> **REQUIREMENTS**: An exact copy of every record is needed.

━━━━━━━━━━

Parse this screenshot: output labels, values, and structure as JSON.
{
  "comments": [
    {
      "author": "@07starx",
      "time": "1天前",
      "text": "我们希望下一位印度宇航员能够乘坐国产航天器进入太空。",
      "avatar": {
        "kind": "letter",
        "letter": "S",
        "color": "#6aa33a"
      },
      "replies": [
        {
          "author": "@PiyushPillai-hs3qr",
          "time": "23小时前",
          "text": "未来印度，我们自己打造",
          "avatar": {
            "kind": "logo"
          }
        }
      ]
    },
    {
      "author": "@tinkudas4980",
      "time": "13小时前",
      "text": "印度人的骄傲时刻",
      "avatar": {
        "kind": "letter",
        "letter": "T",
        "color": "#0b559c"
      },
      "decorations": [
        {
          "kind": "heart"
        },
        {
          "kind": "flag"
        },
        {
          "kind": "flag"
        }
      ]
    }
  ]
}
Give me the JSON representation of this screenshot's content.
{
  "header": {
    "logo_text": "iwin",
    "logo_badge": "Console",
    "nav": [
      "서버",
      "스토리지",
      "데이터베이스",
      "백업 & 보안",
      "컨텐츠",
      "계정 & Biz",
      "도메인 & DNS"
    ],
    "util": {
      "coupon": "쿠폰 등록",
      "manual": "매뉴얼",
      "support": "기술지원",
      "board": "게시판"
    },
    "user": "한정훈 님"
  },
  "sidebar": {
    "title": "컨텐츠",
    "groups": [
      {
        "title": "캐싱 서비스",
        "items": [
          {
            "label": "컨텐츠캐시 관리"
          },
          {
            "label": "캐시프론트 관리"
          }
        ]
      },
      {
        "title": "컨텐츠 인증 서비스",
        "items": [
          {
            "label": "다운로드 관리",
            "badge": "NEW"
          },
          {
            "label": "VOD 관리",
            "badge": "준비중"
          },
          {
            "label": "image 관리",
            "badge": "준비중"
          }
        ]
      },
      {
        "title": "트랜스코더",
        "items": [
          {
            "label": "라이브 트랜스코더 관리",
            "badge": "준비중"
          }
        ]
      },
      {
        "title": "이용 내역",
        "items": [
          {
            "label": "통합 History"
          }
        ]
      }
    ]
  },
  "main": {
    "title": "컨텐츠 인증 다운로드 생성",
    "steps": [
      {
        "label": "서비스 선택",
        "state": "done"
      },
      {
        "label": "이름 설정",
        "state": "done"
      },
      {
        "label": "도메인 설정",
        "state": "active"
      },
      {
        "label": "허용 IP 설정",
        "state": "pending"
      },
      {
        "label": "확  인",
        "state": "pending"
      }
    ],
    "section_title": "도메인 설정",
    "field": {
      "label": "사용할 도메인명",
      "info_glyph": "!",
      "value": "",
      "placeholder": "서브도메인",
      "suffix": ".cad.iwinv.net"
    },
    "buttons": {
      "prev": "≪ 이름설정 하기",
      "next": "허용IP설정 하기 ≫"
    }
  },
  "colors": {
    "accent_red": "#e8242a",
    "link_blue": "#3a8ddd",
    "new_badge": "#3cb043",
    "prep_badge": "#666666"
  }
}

━━━━━━━━━━

> **THE RESULT**:
Parse this screenshot: output labels, values, and structure as JSON.
{
  "comments": [
    {
      "author": "@07starx",
      "time": "1天前",
      "text": "我们希望下一位印度宇航员能够乘坐国产航天器进入太空。",
      "avatar": {
        "kind": "letter",
        "letter": "S",
        "color": "#6aa33a"
      },
      "replies": [
        {
          "author": "@PiyushPillai-hs3qr",
          "time": "23小时前",
          "text": "未来印度，我们自己打造",
          "avatar": {
            "kind": "logo"
          }
        }
      ]
    },
    {
      "author": "@tinkudas4980",
      "time": "13小时前",
      "text": "印度人的骄傲时刻",
      "avatar": {
        "kind": "letter",
        "letter": "T",
        "color": "#0b559c"
      },
      "decorations": [
        {
          "kind": "heart"
        },
        {
          "kind": "flag"
        },
        {
          "kind": "flag"
        }
      ]
    }
  ]
}
Give me the JSON representation of this screenshot's content.
{
  "header": {
    "logo_text": "iwin",
    "logo_badge": "Console",
    "nav": [
      "서버",
      "스토리지",
      "데이터베이스",
      "백업 & 보안",
      "컨텐츠",
      "계정 & Biz",
      "도메인 & DNS"
    ],
    "util": {
      "coupon": "쿠폰 등록",
      "manual": "매뉴얼",
      "support": "기술지원",
      "board": "게시판"
    },
    "user": "한정훈 님"
  },
  "sidebar": {
    "title": "컨텐츠",
    "groups": [
      {
        "title": "캐싱 서비스",
        "items": [
          {
            "label": "컨텐츠캐시 관리"
          },
          {
            "label": "캐시프론트 관리"
          }
        ]
      },
      {
        "title": "컨텐츠 인증 서비스",
        "items": [
          {
            "label": "다운로드 관리",
            "badge": "NEW"
          },
          {
            "label": "VOD 관리",
            "badge": "준비중"
          },
          {
            "label": "image 관리",
            "badge": "준비중"
          }
        ]
      },
      {
        "title": "트랜스코더",
        "items": [
          {
            "label": "라이브 트랜스코더 관리",
            "badge": "준비중"
          }
        ]
      },
      {
        "title": "이용 내역",
        "items": [
          {
            "label": "통합 History"
          }
        ]
      }
    ]
  },
  "main": {
    "title": "컨텐츠 인증 다운로드 생성",
    "steps": [
      {
        "label": "서비스 선택",
        "state": "done"
      },
      {
        "label": "이름 설정",
        "state": "done"
      },
      {
        "label": "도메인 설정",
        "state": "active"
      },
      {
        "label": "허용 IP 설정",
        "state": "pending"
      },
      {
        "label": "확  인",
        "state": "pending"
      }
    ],
    "section_title": "도메인 설정",
    "field": {
      "label": "사용할 도메인명",
      "info_glyph": "!",
      "value": "",
      "placeholder": "서브도메인",
      "suffix": ".cad.iwinv.net"
    },
    "buttons": {
      "prev": "≪ 이름설정 하기",
      "next": "허용IP설정 하기 ≫"
    }
  },
  "colors": {
    "accent_red": "#e8242a",
    "link_blue": "#3a8ddd",
    "new_badge": "#3cb043",
    "prep_badge": "#666666"
  }
}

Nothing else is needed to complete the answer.